## Brief
Output each entry exactly; skip nothing.

━━━

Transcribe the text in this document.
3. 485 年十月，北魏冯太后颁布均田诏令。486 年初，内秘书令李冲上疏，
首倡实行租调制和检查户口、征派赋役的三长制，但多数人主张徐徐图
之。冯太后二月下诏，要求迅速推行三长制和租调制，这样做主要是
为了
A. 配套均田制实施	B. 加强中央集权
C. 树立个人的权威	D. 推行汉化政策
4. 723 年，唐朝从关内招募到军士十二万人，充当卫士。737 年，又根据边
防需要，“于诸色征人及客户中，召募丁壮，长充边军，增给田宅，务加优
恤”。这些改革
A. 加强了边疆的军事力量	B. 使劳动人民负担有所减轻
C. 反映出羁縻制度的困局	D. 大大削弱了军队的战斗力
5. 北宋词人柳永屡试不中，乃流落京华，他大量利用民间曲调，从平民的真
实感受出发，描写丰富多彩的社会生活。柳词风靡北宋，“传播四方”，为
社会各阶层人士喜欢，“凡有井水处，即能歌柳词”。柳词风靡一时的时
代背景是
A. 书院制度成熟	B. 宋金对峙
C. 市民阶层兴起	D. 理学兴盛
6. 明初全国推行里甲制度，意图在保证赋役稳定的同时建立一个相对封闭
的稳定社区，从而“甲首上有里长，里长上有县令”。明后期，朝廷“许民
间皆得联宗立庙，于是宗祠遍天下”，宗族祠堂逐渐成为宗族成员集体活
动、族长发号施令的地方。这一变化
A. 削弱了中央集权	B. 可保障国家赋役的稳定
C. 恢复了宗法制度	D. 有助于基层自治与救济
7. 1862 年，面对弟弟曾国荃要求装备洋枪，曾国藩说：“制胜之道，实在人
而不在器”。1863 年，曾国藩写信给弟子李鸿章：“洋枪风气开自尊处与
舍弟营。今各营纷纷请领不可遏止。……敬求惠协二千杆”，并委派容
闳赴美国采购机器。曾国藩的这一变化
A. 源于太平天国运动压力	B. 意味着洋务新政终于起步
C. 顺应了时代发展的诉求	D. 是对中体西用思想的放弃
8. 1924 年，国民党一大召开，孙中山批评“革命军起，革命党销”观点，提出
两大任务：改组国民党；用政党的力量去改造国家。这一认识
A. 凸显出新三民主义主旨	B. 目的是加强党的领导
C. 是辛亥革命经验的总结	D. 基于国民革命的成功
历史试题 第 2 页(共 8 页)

━━━

## Result of this exercise
Transcribe the text in this document.
3. 485 年十月，北魏冯太后颁布均田诏令。486 年初，内秘书令李冲上疏，
首倡实行租调制和检查户口、征派赋役的三长制，但多数人主张徐徐图
之。冯太后二月下诏，要求迅速推行三长制和租调制，这样做主要是
为了
A. 配套均田制实施	B. 加强中央集权
C. 树立个人的权威	D. 推行汉化政策
4. 723 年，唐朝从关内招募到军士十二万人，充当卫士。737 年，又根据边
防需要，“于诸色征人及客户中，召募丁壮，长充边军，增给田宅，务加优
恤”。这些改革
A. 加强了边疆的军事力量	B. 使劳动人民负担有所减轻
C. 反映出羁縻制度的困局	D. 大大削弱了军队的战斗力
5. 北宋词人柳永屡试不中，乃流落京华，他大量利用民间曲调，从平民的真
实感受出发，描写丰富多彩的社会生活。柳词风靡北宋，“传播四方”，为
社会各阶层人士喜欢，“凡有井水处，即能歌柳词”。柳词风靡一时的时
代背景是
A. 书院制度成熟	B. 宋金对峙
C. 市民阶层兴起	D. 理学兴盛
6. 明初全国推行里甲制度，意图在保证赋役稳定的同时建立一个相对封闭
的稳定社区，从而“甲首上有里长，里长上有县令”。明后期，朝廷“许民
间皆得联宗立庙，于是宗祠遍天下”，宗族祠堂逐渐成为宗族成员集体活
动、族长发号施令的地方。这一变化
A. 削弱了中央集权	B. 可保障国家赋役的稳定
C. 恢复了宗法制度	D. 有助于基层自治与救济
7. 1862 年，面对弟弟曾国荃要求装备洋枪，曾国藩说：“制胜之道，实在人
而不在器”。1863 年，曾国藩写信给弟子李鸿章：“洋枪风气开自尊处与
舍弟营。今各营纷纷请领不可遏止。……敬求惠协二千杆”，并委派容
闳赴美国采购机器。曾国藩的这一变化
A. 源于太平天国运动压力	B. 意味着洋务新政终于起步
C. 顺应了时代发展的诉求	D. 是对中体西用思想的放弃
8. 1924 年，国民党一大召开，孙中山批评“革命军起，革命党销”观点，提出
两大任务：改组国民党；用政党的力量去改造国家。这一认识
A. 凸显出新三民主义主旨	B. 目的是加强党的领导
C. 是辛亥革命经验的总结	D. 基于国民革命的成功
历史试题 第 2 页(共 8 页)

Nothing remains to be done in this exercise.